[Data entries]

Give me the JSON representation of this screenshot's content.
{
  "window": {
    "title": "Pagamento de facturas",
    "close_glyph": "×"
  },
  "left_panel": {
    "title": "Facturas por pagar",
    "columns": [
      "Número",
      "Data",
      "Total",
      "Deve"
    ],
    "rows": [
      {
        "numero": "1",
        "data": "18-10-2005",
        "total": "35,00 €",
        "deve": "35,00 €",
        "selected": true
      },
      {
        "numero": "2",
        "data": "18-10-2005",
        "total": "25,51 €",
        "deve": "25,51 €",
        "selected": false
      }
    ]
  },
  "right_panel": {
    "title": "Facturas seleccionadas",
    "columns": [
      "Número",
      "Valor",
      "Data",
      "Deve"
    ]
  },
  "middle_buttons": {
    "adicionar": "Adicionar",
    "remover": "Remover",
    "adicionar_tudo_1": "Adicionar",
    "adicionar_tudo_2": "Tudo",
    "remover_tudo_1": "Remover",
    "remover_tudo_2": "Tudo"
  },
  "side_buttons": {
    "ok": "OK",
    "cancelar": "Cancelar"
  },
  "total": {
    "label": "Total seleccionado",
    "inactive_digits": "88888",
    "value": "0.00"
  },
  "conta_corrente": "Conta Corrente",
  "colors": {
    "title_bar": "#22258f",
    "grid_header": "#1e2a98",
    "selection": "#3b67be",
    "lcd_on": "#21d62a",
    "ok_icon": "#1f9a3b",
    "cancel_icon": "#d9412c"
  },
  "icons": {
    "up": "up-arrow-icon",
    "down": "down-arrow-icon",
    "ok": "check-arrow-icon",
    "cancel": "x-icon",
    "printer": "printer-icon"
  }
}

*TASK TO CARRY OUT*
Give all of the entries again, word for word.

*RESULT*
Give me the JSON representation of this screenshot's content.
{
  "window": {
    "title": "Pagamento de facturas",
    "close_glyph": "×"
  },
  "left_panel": {
    "title": "Facturas por pagar",
    "columns": [
      "Número",
      "Data",
      "Total",
      "Deve"
    ],
    "rows": [
      {
        "numero": "1",
        "data": "18-10-2005",
        "total": "35,00 €",
        "deve": "35,00 €",
        "selected": true
      },
      {
        "numero": "2",
        "data": "18-10-2005",
        "total": "25,51 €",
        "deve": "25,51 €",
        "selected": false
      }
    ]
  },
  "right_panel": {
    "title": "Facturas seleccionadas",
    "columns": [
      "Número",
      "Valor",
      "Data",
      "Deve"
    ]
  },
  "middle_buttons": {
    "adicionar": "Adicionar",
    "remover": "Remover",
    "adicionar_tudo_1": "Adicionar",
    "adicionar_tudo_2": "Tudo",
    "remover_tudo_1": "Remover",
    "remover_tudo_2": "Tudo"
  },
  "side_buttons": {
    "ok": "OK",
    "cancelar": "Cancelar"
  },
  "total": {
    "label": "Total seleccionado",
    "inactive_digits": "88888",
    "value": "0.00"
  },
  "conta_corrente": "Conta Corrente",
  "colors": {
    "title_bar": "#22258f",
    "grid_header": "#1e2a98",
    "selection": "#3b67be",
    "lcd_on": "#21d62a",
    "ok_icon": "#1f9a3b",
    "cancel_icon": "#d9412c"
  },
  "icons": {
    "up": "up-arrow-icon",
    "down": "down-arrow-icon",
    "ok": "check-arrow-icon",
    "cancel": "x-icon",
    "printer": "printer-icon"
  }
}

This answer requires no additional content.